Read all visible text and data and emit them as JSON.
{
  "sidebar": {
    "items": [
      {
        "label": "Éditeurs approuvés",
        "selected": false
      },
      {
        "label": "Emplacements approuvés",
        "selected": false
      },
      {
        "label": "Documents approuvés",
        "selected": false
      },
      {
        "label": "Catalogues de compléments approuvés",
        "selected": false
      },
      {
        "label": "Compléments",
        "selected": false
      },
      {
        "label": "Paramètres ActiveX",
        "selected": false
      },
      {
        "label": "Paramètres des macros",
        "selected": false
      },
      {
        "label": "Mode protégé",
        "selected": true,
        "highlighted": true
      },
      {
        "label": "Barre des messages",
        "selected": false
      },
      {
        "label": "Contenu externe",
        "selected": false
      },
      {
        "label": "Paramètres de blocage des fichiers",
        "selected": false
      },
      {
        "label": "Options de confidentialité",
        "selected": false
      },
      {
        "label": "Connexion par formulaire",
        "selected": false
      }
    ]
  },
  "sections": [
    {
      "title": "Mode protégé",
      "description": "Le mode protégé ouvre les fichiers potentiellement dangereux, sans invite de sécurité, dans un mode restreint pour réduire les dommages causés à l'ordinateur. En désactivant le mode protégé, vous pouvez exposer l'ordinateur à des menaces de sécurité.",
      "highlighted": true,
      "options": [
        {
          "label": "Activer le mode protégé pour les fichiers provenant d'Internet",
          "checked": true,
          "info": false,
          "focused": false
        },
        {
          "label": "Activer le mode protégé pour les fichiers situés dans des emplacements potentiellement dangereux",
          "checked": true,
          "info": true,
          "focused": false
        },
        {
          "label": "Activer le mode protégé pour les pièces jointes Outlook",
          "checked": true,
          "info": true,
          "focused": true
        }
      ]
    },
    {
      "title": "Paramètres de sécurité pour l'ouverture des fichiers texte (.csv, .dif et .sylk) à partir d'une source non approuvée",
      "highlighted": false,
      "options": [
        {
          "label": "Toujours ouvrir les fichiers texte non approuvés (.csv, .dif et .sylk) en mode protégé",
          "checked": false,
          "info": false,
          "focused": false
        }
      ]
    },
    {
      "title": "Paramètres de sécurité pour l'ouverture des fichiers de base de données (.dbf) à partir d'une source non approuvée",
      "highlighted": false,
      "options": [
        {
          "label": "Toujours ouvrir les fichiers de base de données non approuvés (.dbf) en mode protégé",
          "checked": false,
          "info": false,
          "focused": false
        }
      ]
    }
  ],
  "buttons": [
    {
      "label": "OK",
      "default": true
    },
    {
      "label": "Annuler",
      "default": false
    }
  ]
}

__Requirement__.
Restate each record word for word.

__Solution to this exercise__.
Read all visible text and data and emit them as JSON.
{
  "sidebar": {
    "items": [
      {
        "label": "Éditeurs approuvés",
        "selected": false
      },
      {
        "label": "Emplacements approuvés",
        "selected": false
      },
      {
        "label": "Documents approuvés",
        "selected": false
      },
      {
        "label": "Catalogues de compléments approuvés",
        "selected": false
      },
      {
        "label": "Compléments",
        "selected": false
      },
      {
        "label": "Paramètres ActiveX",
        "selected": false
      },
      {
        "label": "Paramètres des macros",
        "selected": false
      },
      {
        "label": "Mode protégé",
        "selected": true,
        "highlighted": true
      },
      {
        "label": "Barre des messages",
        "selected": false
      },
      {
        "label": "Contenu externe",
        "selected": false
      },
      {
        "label": "Paramètres de blocage des fichiers",
        "selected": false
      },
      {
        "label": "Options de confidentialité",
        "selected": false
      },
      {
        "label": "Connexion par formulaire",
        "selected": false
      }
    ]
  },
  "sections": [
    {
      "title": "Mode protégé",
      "description": "Le mode protégé ouvre les fichiers potentiellement dangereux, sans invite de sécurité, dans un mode restreint pour réduire les dommages causés à l'ordinateur. En désactivant le mode protégé, vous pouvez exposer l'ordinateur à des menaces de sécurité.",
      "highlighted": true,
      "options": [
        {
          "label": "Activer le mode protégé pour les fichiers provenant d'Internet",
          "checked": true,
          "info": false,
          "focused": false
        },
        {
          "label": "Activer le mode protégé pour les fichiers situés dans des emplacements potentiellement dangereux",
          "checked": true,
          "info": true,
          "focused": false
        },
        {
          "label": "Activer le mode protégé pour les pièces jointes Outlook",
          "checked": true,
          "info": true,
          "focused": true
        }
      ]
    },
    {
      "title": "Paramètres de sécurité pour l'ouverture des fichiers texte (.csv, .dif et .sylk) à partir d'une source non approuvée",
      "highlighted": false,
      "options": [
        {
          "label": "Toujours ouvrir les fichiers texte non approuvés (.csv, .dif et .sylk) en mode protégé",
          "checked": false,
          "info": false,
          "focused": false
        }
      ]
    },
    {
      "title": "Paramètres de sécurité pour l'ouverture des fichiers de base de données (.dbf) à partir d'une source non approuvée",
      "highlighted": false,
      "options": [
        {
          "label": "Toujours ouvrir les fichiers de base de données non approuvés (.dbf) en mode protégé",
          "checked": false,
          "info": false,
          "focused": false
        }
      ]
    }
  ],
  "buttons": [
    {
      "label": "OK",
      "default": true
    },
    {
      "label": "Annuler",
      "default": false
    }
  ]
}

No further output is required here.